◆ **Exercise requirements**
Without altering anything, output the material below.

◆ **Material for this task**
BEGIN
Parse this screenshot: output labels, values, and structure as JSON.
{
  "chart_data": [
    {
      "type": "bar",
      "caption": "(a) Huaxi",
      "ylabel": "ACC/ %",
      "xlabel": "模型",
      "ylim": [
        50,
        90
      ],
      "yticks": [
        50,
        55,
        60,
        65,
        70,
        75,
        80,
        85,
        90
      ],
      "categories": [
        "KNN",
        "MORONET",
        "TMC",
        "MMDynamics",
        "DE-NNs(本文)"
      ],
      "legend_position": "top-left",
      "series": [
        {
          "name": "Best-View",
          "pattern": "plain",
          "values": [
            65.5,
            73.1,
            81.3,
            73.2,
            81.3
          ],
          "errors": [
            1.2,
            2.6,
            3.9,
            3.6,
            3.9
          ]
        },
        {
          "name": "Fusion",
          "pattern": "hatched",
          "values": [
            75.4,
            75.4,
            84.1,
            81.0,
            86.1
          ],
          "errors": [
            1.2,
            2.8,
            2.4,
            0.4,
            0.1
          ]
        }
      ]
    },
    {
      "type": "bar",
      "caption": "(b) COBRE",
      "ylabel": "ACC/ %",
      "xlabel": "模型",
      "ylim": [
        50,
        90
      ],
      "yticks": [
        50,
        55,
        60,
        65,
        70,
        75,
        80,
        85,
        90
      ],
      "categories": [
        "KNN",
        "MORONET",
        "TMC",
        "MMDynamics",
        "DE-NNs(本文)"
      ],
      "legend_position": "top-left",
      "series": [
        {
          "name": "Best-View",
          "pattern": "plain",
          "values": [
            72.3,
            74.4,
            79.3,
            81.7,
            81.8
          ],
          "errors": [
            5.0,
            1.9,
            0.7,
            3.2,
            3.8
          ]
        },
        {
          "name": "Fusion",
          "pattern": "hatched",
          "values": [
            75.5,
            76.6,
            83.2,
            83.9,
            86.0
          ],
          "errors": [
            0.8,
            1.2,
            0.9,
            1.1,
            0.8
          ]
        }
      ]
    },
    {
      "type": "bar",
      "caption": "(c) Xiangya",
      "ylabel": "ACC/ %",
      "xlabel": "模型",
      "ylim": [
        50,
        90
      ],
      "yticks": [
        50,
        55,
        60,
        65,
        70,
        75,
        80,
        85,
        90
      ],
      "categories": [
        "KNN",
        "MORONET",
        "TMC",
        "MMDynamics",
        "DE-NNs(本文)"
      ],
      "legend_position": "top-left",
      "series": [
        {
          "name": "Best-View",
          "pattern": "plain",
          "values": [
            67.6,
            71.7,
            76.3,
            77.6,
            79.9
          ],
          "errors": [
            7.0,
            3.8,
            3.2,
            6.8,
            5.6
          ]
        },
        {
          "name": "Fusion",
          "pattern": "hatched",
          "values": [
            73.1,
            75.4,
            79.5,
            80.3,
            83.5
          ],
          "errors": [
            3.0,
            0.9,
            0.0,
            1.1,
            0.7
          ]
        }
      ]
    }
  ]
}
END
◆ **Full solution**
Parse this screenshot: output labels, values, and structure as JSON.
{
  "chart_data": [
    {
      "type": "bar",
      "caption": "(a) Huaxi",
      "ylabel": "ACC/ %",
      "xlabel": "模型",
      "ylim": [
        50,
        90
      ],
      "yticks": [
        50,
        55,
        60,
        65,
        70,
        75,
        80,
        85,
        90
      ],
      "categories": [
        "KNN",
        "MORONET",
        "TMC",
        "MMDynamics",
        "DE-NNs(本文)"
      ],
      "legend_position": "top-left",
      "series": [
        {
          "name": "Best-View",
          "pattern": "plain",
          "values": [
            65.5,
            73.1,
            81.3,
            73.2,
            81.3
          ],
          "errors": [
            1.2,
            2.6,
            3.9,
            3.6,
            3.9
          ]
        },
        {
          "name": "Fusion",
          "pattern": "hatched",
          "values": [
            75.4,
            75.4,
            84.1,
            81.0,
            86.1
          ],
          "errors": [
            1.2,
            2.8,
            2.4,
            0.4,
            0.1
          ]
        }
      ]
    },
    {
      "type": "bar",
      "caption": "(b) COBRE",
      "ylabel": "ACC/ %",
      "xlabel": "模型",
      "ylim": [
        50,
        90
      ],
      "yticks": [
        50,
        55,
        60,
        65,
        70,
        75,
        80,
        85,
        90
      ],
      "categories": [
        "KNN",
        "MORONET",
        "TMC",
        "MMDynamics",
        "DE-NNs(本文)"
      ],
      "legend_position": "top-left",
      "series": [
        {
          "name": "Best-View",
          "pattern": "plain",
          "values": [
            72.3,
            74.4,
            79.3,
            81.7,
            81.8
          ],
          "errors": [
            5.0,
            1.9,
            0.7,
            3.2,
            3.8
          ]
        },
        {
          "name": "Fusion",
          "pattern": "hatched",
          "values": [
            75.5,
            76.6,
            83.2,
            83.9,
            86.0
          ],
          "errors": [
            0.8,
            1.2,
            0.9,
            1.1,
            0.8
          ]
        }
      ]
    },
    {
      "type": "bar",
      "caption": "(c) Xiangya",
      "ylabel": "ACC/ %",
      "xlabel": "模型",
      "ylim": [
        50,
        90
      ],
      "yticks": [
        50,
        55,
        60,
        65,
        70,
        75,
        80,
        85,
        90
      ],
      "categories": [
        "KNN",
        "MORONET",
        "TMC",
        "MMDynamics",
        "DE-NNs(本文)"
      ],
      "legend_position": "top-left",
      "series": [
        {
          "name": "Best-View",
          "pattern": "plain",
          "values": [
            67.6,
            71.7,
            76.3,
            77.6,
            79.9
          ],
          "errors": [
            7.0,
            3.8,
            3.2,
            6.8,
            5.6
          ]
        },
        {
          "name": "Fusion",
          "pattern": "hatched",
          "values": [
            73.1,
            75.4,
            79.5,
            80.3,
            83.5
          ],
          "errors": [
            3.0,
            0.9,
            0.0,
            1.1,
            0.7
          ]
        }
      ]
    }
  ]
}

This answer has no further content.